## ENTRIES SUPPLIED

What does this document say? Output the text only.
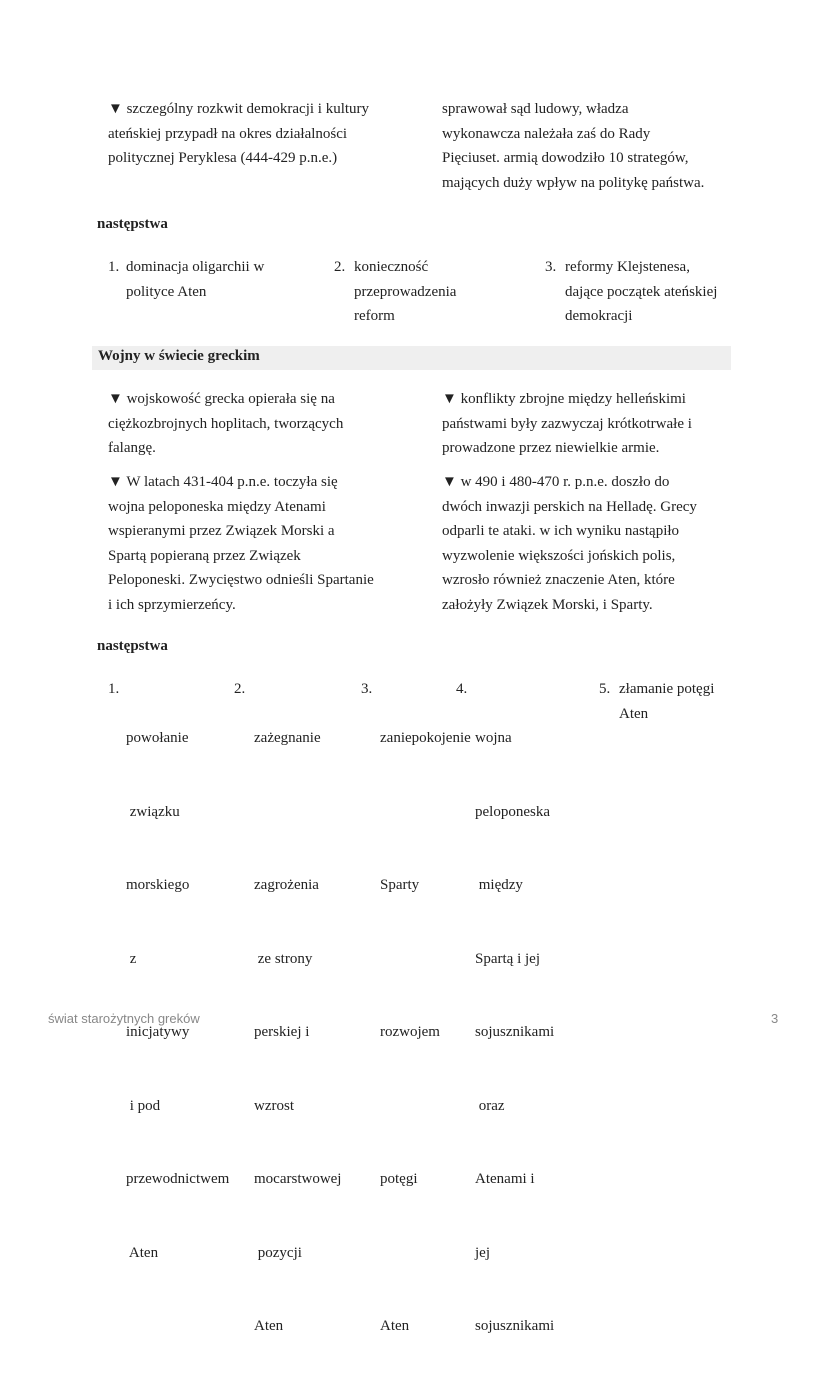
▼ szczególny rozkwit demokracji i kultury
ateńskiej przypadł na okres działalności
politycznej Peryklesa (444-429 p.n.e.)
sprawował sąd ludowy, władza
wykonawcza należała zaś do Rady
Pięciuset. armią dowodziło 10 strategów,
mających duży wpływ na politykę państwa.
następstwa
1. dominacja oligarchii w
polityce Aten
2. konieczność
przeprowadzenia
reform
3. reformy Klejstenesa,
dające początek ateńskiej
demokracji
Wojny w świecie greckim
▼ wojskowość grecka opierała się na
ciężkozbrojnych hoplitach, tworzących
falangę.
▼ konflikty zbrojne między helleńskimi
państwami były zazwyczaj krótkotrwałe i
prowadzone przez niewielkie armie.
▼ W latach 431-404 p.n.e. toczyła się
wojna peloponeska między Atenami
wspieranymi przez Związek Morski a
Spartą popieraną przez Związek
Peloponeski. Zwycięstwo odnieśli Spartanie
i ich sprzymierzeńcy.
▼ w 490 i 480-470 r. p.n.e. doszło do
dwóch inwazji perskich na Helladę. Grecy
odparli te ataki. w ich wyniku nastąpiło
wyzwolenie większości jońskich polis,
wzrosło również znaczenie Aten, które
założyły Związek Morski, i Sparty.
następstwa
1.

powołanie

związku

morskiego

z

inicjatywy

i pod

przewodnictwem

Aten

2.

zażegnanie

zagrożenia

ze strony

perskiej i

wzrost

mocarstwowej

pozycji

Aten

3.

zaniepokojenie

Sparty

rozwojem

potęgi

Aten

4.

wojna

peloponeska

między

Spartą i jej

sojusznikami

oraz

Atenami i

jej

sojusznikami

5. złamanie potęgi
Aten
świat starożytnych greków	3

==

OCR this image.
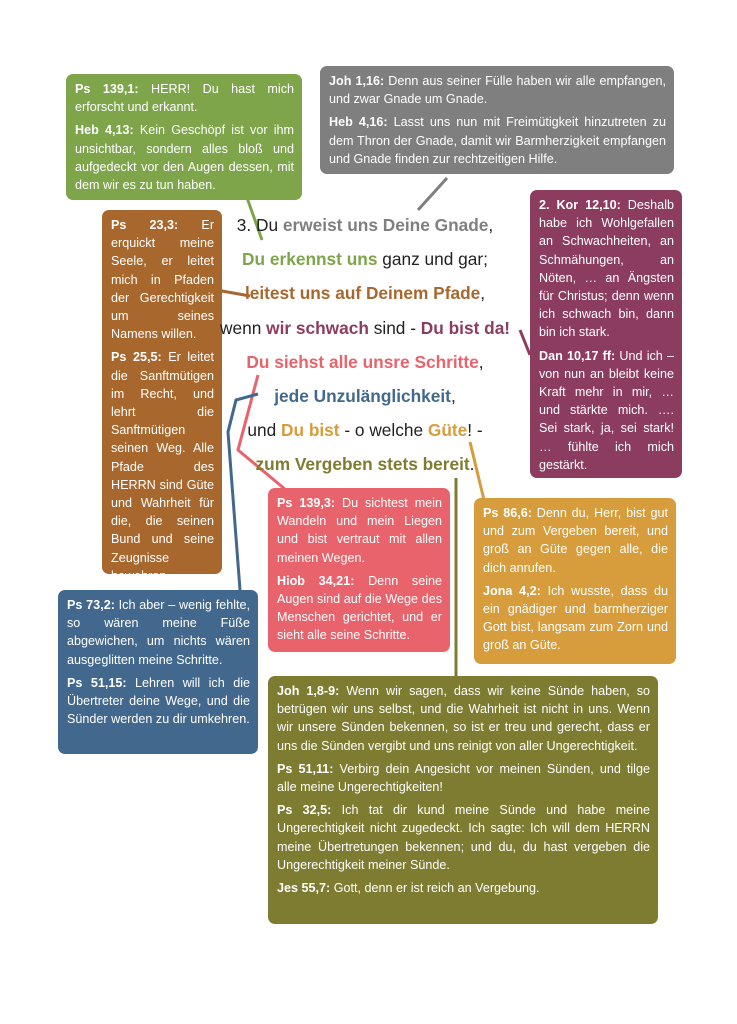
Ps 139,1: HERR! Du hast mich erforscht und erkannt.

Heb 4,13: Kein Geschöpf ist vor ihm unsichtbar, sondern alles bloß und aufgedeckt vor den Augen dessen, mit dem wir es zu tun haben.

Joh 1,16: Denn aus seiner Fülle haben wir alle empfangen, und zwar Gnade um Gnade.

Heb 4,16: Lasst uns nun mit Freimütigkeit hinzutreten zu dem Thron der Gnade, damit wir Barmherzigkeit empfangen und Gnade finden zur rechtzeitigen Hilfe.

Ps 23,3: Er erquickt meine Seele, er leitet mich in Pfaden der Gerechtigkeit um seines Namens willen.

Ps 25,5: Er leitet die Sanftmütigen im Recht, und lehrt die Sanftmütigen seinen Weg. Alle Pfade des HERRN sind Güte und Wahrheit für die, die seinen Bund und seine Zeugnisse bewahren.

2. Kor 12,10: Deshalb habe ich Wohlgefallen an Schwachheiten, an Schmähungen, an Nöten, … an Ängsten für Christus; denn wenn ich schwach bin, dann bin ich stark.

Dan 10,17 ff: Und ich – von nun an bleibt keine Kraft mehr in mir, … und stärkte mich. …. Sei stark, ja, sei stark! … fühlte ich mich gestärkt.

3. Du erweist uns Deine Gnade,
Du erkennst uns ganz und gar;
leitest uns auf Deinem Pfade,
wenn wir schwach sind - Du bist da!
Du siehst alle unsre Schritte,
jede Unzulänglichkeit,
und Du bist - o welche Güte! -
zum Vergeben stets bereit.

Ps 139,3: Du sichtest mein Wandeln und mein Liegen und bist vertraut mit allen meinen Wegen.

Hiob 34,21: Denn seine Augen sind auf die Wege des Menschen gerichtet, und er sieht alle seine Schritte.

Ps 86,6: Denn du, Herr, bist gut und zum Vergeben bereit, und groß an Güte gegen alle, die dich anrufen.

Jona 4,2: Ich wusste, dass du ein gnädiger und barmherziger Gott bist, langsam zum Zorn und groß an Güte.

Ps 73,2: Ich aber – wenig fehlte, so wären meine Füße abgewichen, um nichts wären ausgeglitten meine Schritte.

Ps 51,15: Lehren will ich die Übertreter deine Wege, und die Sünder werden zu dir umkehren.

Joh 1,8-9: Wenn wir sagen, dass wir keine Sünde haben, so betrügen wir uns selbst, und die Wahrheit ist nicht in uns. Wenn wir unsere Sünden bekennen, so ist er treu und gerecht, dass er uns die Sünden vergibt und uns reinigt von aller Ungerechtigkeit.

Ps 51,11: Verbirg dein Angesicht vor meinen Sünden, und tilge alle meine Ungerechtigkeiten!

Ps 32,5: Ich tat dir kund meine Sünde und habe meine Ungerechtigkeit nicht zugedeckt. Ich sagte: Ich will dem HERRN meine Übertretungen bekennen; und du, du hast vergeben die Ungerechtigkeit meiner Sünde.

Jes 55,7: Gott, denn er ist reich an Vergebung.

## AIM
Among the lines of the material above, how many include the string "Augen"? Report only that number.

## FULL SOLUTION
2